Exercise goal:
Collect every line of the records below that contains the word "text".

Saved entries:
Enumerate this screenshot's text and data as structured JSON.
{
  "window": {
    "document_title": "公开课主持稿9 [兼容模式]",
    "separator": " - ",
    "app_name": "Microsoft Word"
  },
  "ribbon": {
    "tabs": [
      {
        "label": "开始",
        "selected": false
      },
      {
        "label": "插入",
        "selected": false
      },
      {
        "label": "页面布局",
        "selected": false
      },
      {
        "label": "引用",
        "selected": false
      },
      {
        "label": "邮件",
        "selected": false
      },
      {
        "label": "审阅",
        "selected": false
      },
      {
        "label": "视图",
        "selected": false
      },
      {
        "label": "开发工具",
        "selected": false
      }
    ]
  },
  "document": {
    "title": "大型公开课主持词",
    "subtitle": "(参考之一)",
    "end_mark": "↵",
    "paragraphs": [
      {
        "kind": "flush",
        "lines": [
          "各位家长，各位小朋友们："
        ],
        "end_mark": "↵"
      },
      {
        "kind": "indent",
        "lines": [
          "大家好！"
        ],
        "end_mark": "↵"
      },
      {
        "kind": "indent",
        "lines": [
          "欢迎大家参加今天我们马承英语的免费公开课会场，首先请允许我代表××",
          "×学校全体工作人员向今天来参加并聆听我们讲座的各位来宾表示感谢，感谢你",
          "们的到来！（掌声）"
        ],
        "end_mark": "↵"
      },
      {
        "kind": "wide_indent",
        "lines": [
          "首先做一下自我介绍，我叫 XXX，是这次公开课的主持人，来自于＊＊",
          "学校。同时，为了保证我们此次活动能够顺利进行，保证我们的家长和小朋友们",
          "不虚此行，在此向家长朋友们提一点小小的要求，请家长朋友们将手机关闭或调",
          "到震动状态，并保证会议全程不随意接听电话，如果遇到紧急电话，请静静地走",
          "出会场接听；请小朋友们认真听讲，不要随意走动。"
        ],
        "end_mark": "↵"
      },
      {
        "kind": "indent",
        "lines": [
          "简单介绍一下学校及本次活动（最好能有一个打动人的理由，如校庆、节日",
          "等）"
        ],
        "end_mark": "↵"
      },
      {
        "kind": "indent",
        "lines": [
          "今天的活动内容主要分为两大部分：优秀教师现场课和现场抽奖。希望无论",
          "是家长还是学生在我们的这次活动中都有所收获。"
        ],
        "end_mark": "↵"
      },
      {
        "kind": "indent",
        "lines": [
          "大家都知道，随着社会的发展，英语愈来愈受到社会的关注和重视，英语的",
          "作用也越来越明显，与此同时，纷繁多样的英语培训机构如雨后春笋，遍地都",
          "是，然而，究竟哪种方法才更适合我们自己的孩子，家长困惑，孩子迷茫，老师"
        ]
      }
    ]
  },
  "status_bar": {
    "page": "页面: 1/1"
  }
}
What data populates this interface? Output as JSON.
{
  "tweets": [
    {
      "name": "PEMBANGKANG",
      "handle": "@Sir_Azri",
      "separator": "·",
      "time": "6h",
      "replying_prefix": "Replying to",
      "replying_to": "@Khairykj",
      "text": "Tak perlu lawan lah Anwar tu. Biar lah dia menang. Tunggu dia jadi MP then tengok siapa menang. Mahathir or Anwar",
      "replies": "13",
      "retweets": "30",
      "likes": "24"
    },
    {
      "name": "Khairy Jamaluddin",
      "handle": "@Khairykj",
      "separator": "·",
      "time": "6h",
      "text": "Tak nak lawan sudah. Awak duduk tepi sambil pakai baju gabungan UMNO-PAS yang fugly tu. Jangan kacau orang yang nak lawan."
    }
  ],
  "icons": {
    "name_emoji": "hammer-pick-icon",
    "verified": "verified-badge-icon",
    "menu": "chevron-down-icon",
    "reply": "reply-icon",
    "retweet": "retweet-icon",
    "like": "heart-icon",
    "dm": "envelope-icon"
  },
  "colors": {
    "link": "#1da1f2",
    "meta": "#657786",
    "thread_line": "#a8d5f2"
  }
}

Response for this exercise:
Enumerate this screenshot's text and data as structured JSON.
      "text": "Tak perlu lawan lah Anwar tu. Biar lah dia menang. Tunggu dia jadi MP then tengok siapa menang. Mahathir or Anwar",
      "text": "Tak nak lawan sudah. Awak duduk tepi sambil pakai baju gabungan UMNO-PAS yang fugly tu. Jangan kacau orang yang nak lawan."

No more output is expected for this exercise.